# Start of Material for the task

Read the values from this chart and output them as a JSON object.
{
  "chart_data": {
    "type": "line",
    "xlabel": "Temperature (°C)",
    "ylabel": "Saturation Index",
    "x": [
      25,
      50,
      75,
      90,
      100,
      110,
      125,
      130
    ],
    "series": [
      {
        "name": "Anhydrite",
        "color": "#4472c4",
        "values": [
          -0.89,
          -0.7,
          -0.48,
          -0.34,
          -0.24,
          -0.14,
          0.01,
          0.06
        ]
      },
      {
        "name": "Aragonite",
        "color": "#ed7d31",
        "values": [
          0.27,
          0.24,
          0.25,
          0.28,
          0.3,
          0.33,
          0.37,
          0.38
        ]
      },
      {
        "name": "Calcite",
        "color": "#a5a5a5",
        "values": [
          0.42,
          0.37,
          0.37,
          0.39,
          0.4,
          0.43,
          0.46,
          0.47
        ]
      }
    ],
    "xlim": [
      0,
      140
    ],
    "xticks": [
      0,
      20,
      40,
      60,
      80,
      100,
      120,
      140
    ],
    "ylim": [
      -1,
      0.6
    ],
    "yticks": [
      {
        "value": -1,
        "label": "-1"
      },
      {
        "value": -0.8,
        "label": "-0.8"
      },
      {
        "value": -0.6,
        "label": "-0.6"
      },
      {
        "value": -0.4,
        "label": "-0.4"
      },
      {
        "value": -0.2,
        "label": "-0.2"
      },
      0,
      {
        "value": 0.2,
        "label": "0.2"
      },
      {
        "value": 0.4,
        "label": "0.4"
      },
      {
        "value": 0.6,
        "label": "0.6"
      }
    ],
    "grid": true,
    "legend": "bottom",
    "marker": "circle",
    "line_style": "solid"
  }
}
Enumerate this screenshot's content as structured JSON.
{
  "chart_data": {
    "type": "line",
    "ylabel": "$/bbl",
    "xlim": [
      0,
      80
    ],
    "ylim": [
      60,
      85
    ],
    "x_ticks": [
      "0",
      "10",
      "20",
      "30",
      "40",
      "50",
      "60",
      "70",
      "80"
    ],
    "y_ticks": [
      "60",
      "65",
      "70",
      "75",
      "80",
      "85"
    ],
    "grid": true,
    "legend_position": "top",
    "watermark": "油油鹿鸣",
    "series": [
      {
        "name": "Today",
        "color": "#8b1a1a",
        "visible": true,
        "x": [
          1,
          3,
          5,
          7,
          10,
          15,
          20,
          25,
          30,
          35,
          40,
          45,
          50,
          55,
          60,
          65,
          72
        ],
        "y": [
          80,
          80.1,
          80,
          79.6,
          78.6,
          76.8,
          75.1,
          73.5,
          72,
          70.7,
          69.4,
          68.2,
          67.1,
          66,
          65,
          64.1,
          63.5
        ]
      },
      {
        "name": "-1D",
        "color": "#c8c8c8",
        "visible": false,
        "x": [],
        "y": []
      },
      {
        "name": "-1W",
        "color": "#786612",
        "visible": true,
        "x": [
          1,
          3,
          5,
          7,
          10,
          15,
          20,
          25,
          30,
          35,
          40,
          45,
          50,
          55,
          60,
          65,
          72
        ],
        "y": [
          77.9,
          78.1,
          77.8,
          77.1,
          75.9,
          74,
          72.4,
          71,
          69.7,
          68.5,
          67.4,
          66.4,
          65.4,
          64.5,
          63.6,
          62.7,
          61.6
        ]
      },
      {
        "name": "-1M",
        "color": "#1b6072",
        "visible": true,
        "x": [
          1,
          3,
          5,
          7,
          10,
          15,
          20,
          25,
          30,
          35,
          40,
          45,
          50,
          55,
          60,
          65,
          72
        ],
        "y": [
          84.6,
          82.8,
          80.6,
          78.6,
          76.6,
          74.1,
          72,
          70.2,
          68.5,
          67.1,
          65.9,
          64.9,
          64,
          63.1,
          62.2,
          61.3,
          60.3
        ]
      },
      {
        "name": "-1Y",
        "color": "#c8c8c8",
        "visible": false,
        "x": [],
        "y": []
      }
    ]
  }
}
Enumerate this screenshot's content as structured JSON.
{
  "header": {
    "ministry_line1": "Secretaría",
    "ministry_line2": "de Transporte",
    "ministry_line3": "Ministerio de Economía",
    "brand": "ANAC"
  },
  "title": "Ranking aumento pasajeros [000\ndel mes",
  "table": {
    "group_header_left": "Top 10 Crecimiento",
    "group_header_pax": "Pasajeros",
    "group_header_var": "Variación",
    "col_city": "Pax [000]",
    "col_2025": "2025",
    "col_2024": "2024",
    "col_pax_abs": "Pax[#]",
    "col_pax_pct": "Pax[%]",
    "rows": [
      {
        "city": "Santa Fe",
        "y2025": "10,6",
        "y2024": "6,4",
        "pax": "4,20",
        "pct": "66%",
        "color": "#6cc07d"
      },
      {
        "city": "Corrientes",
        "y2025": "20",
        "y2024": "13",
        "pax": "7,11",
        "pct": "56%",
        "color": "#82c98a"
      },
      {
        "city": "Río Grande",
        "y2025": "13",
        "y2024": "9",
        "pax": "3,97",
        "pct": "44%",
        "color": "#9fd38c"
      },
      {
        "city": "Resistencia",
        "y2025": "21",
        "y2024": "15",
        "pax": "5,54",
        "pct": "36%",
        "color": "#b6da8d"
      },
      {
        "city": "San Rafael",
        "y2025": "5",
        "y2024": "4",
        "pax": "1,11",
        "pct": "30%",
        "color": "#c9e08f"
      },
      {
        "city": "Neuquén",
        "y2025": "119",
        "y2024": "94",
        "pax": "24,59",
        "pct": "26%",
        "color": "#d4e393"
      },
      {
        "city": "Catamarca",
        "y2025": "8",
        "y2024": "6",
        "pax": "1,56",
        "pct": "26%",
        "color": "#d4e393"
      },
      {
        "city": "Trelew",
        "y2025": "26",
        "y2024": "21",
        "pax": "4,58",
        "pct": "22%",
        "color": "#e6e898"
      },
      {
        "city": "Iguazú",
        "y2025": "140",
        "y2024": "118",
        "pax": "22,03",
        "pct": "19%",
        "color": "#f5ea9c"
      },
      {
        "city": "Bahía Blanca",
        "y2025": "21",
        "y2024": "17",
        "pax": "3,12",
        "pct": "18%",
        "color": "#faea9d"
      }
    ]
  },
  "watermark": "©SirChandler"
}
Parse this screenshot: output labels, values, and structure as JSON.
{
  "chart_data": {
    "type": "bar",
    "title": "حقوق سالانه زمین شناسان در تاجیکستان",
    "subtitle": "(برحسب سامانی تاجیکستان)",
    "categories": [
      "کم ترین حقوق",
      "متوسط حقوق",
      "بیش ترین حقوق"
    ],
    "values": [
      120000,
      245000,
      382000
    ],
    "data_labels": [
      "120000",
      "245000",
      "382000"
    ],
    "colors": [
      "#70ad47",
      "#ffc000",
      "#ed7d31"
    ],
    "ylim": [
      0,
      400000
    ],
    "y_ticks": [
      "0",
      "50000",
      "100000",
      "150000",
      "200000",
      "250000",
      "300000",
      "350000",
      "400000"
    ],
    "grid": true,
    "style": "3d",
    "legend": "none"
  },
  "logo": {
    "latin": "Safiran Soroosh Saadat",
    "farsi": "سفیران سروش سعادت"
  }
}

# End of Material for the task

Repeat the material above exactly.

Read the values from this chart and output them as a JSON object.
{
  "chart_data": {
    "type": "line",
    "xlabel": "Temperature (°C)",
    "ylabel": "Saturation Index",
    "x": [
      25,
      50,
      75,
      90,
      100,
      110,
      125,
      130
    ],
    "series": [
      {
        "name": "Anhydrite",
        "color": "#4472c4",
        "values": [
          -0.89,
          -0.7,
          -0.48,
          -0.34,
          -0.24,
          -0.14,
          0.01,
          0.06
        ]
      },
      {
        "name": "Aragonite",
        "color": "#ed7d31",
        "values": [
          0.27,
          0.24,
          0.25,
          0.28,
          0.3,
          0.33,
          0.37,
          0.38
        ]
      },
      {
        "name": "Calcite",
        "color": "#a5a5a5",
        "values": [
          0.42,
          0.37,
          0.37,
          0.39,
          0.4,
          0.43,
          0.46,
          0.47
        ]
      }
    ],
    "xlim": [
      0,
      140
    ],
    "xticks": [
      0,
      20,
      40,
      60,
      80,
      100,
      120,
      140
    ],
    "ylim": [
      -1,
      0.6
    ],
    "yticks": [
      {
        "value": -1,
        "label": "-1"
      },
      {
        "value": -0.8,
        "label": "-0.8"
      },
      {
        "value": -0.6,
        "label": "-0.6"
      },
      {
        "value": -0.4,
        "label": "-0.4"
      },
      {
        "value": -0.2,
        "label": "-0.2"
      },
      0,
      {
        "value": 0.2,
        "label": "0.2"
      },
      {
        "value": 0.4,
        "label": "0.4"
      },
      {
        "value": 0.6,
        "label": "0.6"
      }
    ],
    "grid": true,
    "legend": "bottom",
    "marker": "circle",
    "line_style": "solid"
  }
}
Enumerate this screenshot's content as structured JSON.
{
  "chart_data": {
    "type": "line",
    "ylabel": "$/bbl",
    "xlim": [
      0,
      80
    ],
    "ylim": [
      60,
      85
    ],
    "x_ticks": [
      "0",
      "10",
      "20",
      "30",
      "40",
      "50",
      "60",
      "70",
      "80"
    ],
    "y_ticks": [
      "60",
      "65",
      "70",
      "75",
      "80",
      "85"
    ],
    "grid": true,
    "legend_position": "top",
    "watermark": "油油鹿鸣",
    "series": [
      {
        "name": "Today",
        "color": "#8b1a1a",
        "visible": true,
        "x": [
          1,
          3,
          5,
          7,
          10,
          15,
          20,
          25,
          30,
          35,
          40,
          45,
          50,
          55,
          60,
          65,
          72
        ],
        "y": [
          80,
          80.1,
          80,
          79.6,
          78.6,
          76.8,
          75.1,
          73.5,
          72,
          70.7,
          69.4,
          68.2,
          67.1,
          66,
          65,
          64.1,
          63.5
        ]
      },
      {
        "name": "-1D",
        "color": "#c8c8c8",
        "visible": false,
        "x": [],
        "y": []
      },
      {
        "name": "-1W",
        "color": "#786612",
        "visible": true,
        "x": [
          1,
          3,
          5,
          7,
          10,
          15,
          20,
          25,
          30,
          35,
          40,
          45,
          50,
          55,
          60,
          65,
          72
        ],
        "y": [
          77.9,
          78.1,
          77.8,
          77.1,
          75.9,
          74,
          72.4,
          71,
          69.7,
          68.5,
          67.4,
          66.4,
          65.4,
          64.5,
          63.6,
          62.7,
          61.6
        ]
      },
      {
        "name": "-1M",
        "color": "#1b6072",
        "visible": true,
        "x": [
          1,
          3,
          5,
          7,
          10,
          15,
          20,
          25,
          30,
          35,
          40,
          45,
          50,
          55,
          60,
          65,
          72
        ],
        "y": [
          84.6,
          82.8,
          80.6,
          78.6,
          76.6,
          74.1,
          72,
          70.2,
          68.5,
          67.1,
          65.9,
          64.9,
          64,
          63.1,
          62.2,
          61.3,
          60.3
        ]
      },
      {
        "name": "-1Y",
        "color": "#c8c8c8",
        "visible": false,
        "x": [],
        "y": []
      }
    ]
  }
}
Enumerate this screenshot's content as structured JSON.
{
  "header": {
    "ministry_line1": "Secretaría",
    "ministry_line2": "de Transporte",
    "ministry_line3": "Ministerio de Economía",
    "brand": "ANAC"
  },
  "title": "Ranking aumento pasajeros [000\ndel mes",
  "table": {
    "group_header_left": "Top 10 Crecimiento",
    "group_header_pax": "Pasajeros",
    "group_header_var": "Variación",
    "col_city": "Pax [000]",
    "col_2025": "2025",
    "col_2024": "2024",
    "col_pax_abs": "Pax[#]",
    "col_pax_pct": "Pax[%]",
    "rows": [
      {
        "city": "Santa Fe",
        "y2025": "10,6",
        "y2024": "6,4",
        "pax": "4,20",
        "pct": "66%",
        "color": "#6cc07d"
      },
      {
        "city": "Corrientes",
        "y2025": "20",
        "y2024": "13",
        "pax": "7,11",
        "pct": "56%",
        "color": "#82c98a"
      },
      {
        "city": "Río Grande",
        "y2025": "13",
        "y2024": "9",
        "pax": "3,97",
        "pct": "44%",
        "color": "#9fd38c"
      },
      {
        "city": "Resistencia",
        "y2025": "21",
        "y2024": "15",
        "pax": "5,54",
        "pct": "36%",
        "color": "#b6da8d"
      },
      {
        "city": "San Rafael",
        "y2025": "5",
        "y2024": "4",
        "pax": "1,11",
        "pct": "30%",
        "color": "#c9e08f"
      },
      {
        "city": "Neuquén",
        "y2025": "119",
        "y2024": "94",
        "pax": "24,59",
        "pct": "26%",
        "color": "#d4e393"
      },
      {
        "city": "Catamarca",
        "y2025": "8",
        "y2024": "6",
        "pax": "1,56",
        "pct": "26%",
        "color": "#d4e393"
      },
      {
        "city": "Trelew",
        "y2025": "26",
        "y2024": "21",
        "pax": "4,58",
        "pct": "22%",
        "color": "#e6e898"
      },
      {
        "city": "Iguazú",
        "y2025": "140",
        "y2024": "118",
        "pax": "22,03",
        "pct": "19%",
        "color": "#f5ea9c"
      },
      {
        "city": "Bahía Blanca",
        "y2025": "21",
        "y2024": "17",
        "pax": "3,12",
        "pct": "18%",
        "color": "#faea9d"
      }
    ]
  },
  "watermark": "©SirChandler"
}
Parse this screenshot: output labels, values, and structure as JSON.
{
  "chart_data": {
    "type": "bar",
    "title": "حقوق سالانه زمین شناسان در تاجیکستان",
    "subtitle": "(برحسب سامانی تاجیکستان)",
    "categories": [
      "کم ترین حقوق",
      "متوسط حقوق",
      "بیش ترین حقوق"
    ],
    "values": [
      120000,
      245000,
      382000
    ],
    "data_labels": [
      "120000",
      "245000",
      "382000"
    ],
    "colors": [
      "#70ad47",
      "#ffc000",
      "#ed7d31"
    ],
    "ylim": [
      0,
      400000
    ],
    "y_ticks": [
      "0",
      "50000",
      "100000",
      "150000",
      "200000",
      "250000",
      "300000",
      "350000",
      "400000"
    ],
    "grid": true,
    "style": "3d",
    "legend": "none"
  },
  "logo": {
    "latin": "Safiran Soroosh Saadat",
    "farsi": "سفیران سروش سعادت"
  }
}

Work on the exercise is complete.